* _Stated exercise_
Set down the items from the line with "enumerate the UI" up to and including the line with "event-badge-line1: 행사 (965, 29, 991, 45)", repeating each line precisely. Leave the pictures out of your answer.

··· Data supplied

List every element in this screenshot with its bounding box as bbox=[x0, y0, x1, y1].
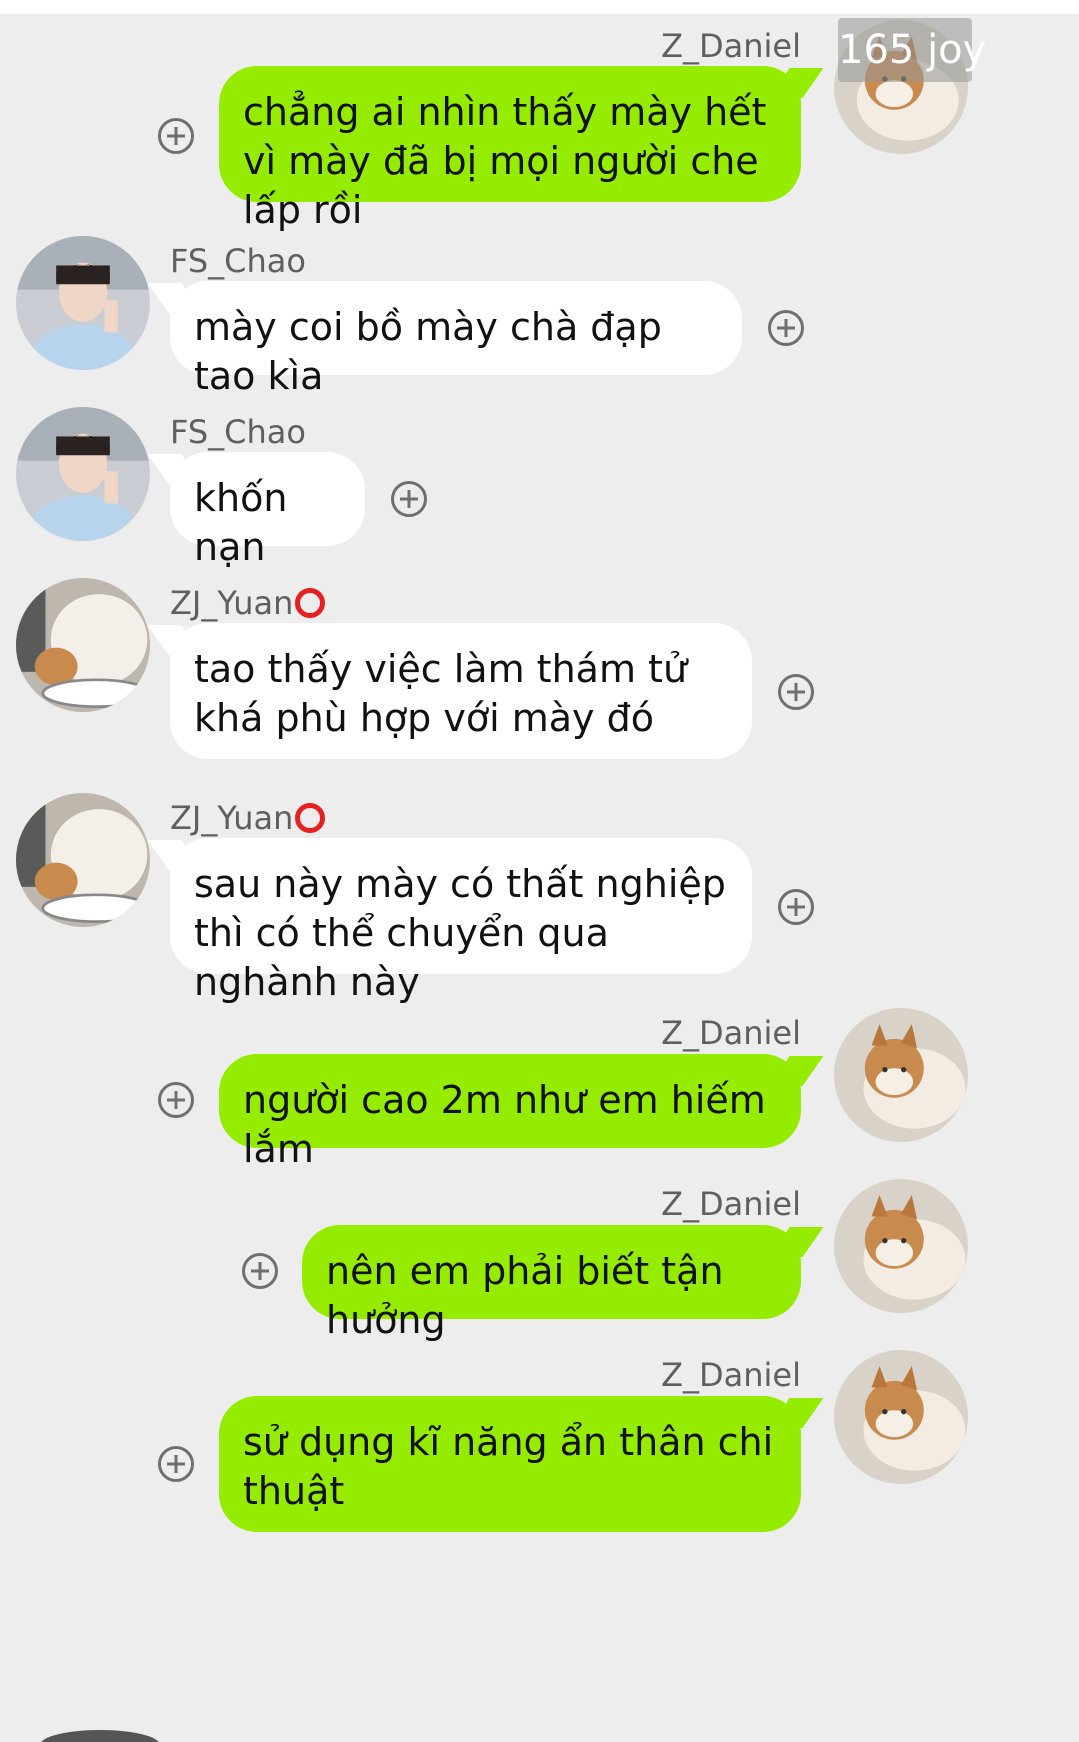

······
··· Data supplied

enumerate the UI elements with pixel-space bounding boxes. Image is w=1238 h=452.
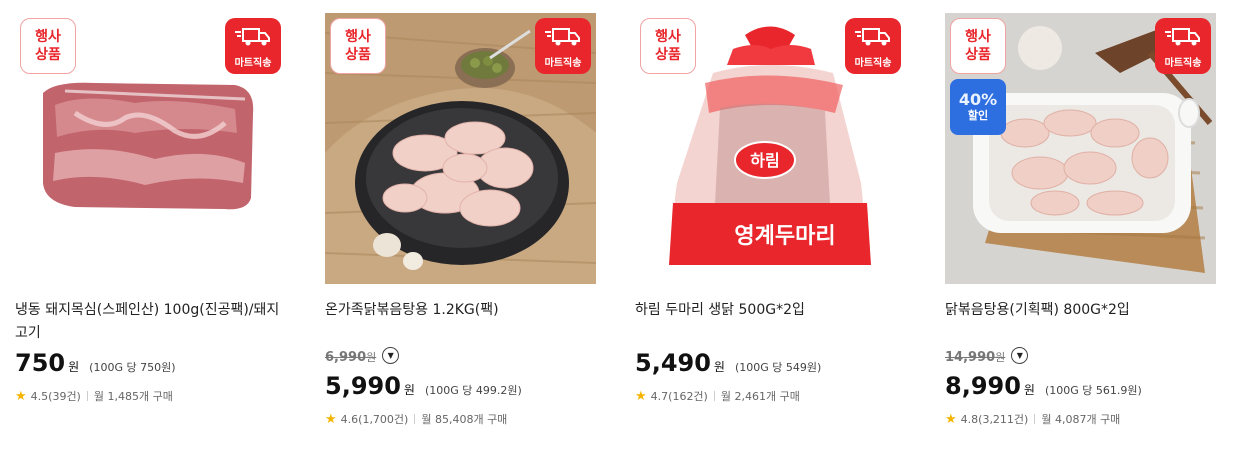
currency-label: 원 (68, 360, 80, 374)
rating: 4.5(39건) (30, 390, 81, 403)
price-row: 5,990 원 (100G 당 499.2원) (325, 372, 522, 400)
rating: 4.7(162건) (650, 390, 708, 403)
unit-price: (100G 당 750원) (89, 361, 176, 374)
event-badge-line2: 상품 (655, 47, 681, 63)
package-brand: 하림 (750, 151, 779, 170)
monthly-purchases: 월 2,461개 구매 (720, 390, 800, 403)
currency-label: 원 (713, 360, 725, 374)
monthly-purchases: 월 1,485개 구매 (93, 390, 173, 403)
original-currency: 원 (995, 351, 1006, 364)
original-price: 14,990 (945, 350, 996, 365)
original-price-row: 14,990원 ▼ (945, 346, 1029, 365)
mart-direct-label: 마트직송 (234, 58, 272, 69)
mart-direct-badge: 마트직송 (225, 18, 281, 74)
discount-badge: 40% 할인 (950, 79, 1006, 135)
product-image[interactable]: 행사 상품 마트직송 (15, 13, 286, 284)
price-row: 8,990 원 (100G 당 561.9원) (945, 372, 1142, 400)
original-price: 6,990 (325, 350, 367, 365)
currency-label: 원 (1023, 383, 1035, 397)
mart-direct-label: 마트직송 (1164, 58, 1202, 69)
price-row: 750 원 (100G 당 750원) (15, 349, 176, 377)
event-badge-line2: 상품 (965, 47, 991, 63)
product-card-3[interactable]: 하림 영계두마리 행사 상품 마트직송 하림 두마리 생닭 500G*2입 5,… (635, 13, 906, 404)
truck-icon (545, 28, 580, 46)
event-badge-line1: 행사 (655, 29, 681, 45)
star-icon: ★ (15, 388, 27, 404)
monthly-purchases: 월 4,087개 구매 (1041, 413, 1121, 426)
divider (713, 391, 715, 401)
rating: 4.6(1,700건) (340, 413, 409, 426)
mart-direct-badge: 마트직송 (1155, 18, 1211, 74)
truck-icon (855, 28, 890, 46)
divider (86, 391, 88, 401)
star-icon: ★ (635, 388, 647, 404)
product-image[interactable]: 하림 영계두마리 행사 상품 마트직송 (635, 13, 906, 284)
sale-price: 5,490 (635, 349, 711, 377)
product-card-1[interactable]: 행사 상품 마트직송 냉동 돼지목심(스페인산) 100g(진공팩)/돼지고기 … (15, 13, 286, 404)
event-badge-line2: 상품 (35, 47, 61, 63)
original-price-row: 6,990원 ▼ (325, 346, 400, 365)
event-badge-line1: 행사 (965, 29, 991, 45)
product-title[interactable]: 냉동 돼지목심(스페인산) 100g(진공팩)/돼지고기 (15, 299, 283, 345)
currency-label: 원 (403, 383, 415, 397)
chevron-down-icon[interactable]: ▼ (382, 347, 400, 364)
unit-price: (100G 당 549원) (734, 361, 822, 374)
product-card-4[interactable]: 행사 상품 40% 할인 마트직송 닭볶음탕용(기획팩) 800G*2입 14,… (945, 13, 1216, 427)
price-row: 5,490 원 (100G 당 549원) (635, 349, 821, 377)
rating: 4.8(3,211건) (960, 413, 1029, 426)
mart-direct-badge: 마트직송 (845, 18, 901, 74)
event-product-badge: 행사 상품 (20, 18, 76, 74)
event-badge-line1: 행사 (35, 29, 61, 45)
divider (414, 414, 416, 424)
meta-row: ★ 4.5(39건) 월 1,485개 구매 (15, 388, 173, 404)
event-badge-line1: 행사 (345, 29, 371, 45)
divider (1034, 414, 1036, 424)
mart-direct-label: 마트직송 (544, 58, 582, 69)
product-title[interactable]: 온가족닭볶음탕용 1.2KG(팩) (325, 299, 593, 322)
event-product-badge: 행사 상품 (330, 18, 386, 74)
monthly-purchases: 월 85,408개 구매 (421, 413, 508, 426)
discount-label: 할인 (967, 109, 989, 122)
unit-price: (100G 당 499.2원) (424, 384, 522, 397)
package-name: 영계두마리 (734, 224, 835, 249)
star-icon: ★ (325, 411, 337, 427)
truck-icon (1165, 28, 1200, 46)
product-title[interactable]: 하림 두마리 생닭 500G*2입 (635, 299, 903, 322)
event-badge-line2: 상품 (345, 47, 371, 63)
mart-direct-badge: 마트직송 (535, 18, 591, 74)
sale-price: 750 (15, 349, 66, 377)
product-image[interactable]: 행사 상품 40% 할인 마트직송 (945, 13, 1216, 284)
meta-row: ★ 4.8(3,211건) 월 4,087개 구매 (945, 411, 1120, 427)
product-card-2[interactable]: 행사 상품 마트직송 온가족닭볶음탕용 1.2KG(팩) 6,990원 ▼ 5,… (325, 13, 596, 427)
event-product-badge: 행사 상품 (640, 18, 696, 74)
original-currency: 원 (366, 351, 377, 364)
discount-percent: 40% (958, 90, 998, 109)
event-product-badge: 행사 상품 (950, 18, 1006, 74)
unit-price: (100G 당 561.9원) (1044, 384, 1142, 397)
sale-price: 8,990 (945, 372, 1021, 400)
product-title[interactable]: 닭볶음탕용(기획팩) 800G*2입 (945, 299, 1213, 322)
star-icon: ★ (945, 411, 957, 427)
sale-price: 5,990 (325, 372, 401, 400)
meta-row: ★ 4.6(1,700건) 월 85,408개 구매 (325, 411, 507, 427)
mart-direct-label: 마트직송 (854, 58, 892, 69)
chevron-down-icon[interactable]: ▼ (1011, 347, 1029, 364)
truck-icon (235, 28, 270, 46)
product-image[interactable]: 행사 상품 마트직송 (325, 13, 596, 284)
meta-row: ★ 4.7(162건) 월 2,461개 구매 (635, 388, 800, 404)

······

* _Task result_
enumerate the UI elements with pixel-space bounding boxes. Image is w=1238 h=452.
currency-label: 원 (68, 360, 80, 374)
rating: 4.5(39건) (30, 390, 81, 403)
price-row: 5,990 원 (100G 당 499.2원) (325, 372, 522, 400)
rating: 4.7(162건) (650, 390, 708, 403)
unit-price: (100G 당 750원) (89, 361, 176, 374)
event-badge-line2: 상품 (655, 47, 681, 63)
package-brand: 하림 (750, 151, 779, 170)
monthly-purchases: 월 2,461개 구매 (720, 390, 800, 403)
currency-label: 원 (713, 360, 725, 374)
monthly-purchases: 월 1,485개 구매 (93, 390, 173, 403)
original-currency: 원 (995, 351, 1006, 364)
original-price: 14,990 (945, 350, 996, 365)
original-price-row: 14,990원 ▼ (945, 346, 1029, 365)
mart-direct-label: 마트직송 (234, 58, 272, 69)
mart-direct-badge: 마트직송 (225, 18, 281, 74)
discount-badge: 40% 할인 (950, 79, 1006, 135)
product-image[interactable]: 행사 상품 마트직송 (15, 13, 286, 284)
price-row: 8,990 원 (100G 당 561.9원) (945, 372, 1142, 400)
original-price: 6,990 (325, 350, 367, 365)
currency-label: 원 (1023, 383, 1035, 397)
mart-direct-label: 마트직송 (1164, 58, 1202, 69)
price-row: 750 원 (100G 당 750원) (15, 349, 176, 377)
event-badge-line2: 상품 (965, 47, 991, 63)
product-card-3[interactable]: 하림 영계두마리 행사 상품 마트직송 하림 두마리 생닭 500G*2입 5,… (635, 13, 906, 404)
truck-icon (545, 28, 580, 46)
event-badge-line1: 행사 (655, 29, 681, 45)
star-icon: ★ (15, 388, 27, 404)
monthly-purchases: 월 4,087개 구매 (1041, 413, 1121, 426)
divider (713, 391, 715, 401)
rating: 4.6(1,700건) (340, 413, 409, 426)
mart-direct-badge: 마트직송 (1155, 18, 1211, 74)
truck-icon (855, 28, 890, 46)
divider (86, 391, 88, 401)
star-icon: ★ (635, 388, 647, 404)
product-image[interactable]: 하림 영계두마리 행사 상품 마트직송 (635, 13, 906, 284)
sale-price: 5,490 (635, 349, 711, 377)
product-card-1[interactable]: 행사 상품 마트직송 냉동 돼지목심(스페인산) 100g(진공팩)/돼지고기 … (15, 13, 286, 404)
event-badge-line2: 상품 (35, 47, 61, 63)
original-price-row: 6,990원 ▼ (325, 346, 400, 365)
event-badge-line1: 행사 (965, 29, 991, 45)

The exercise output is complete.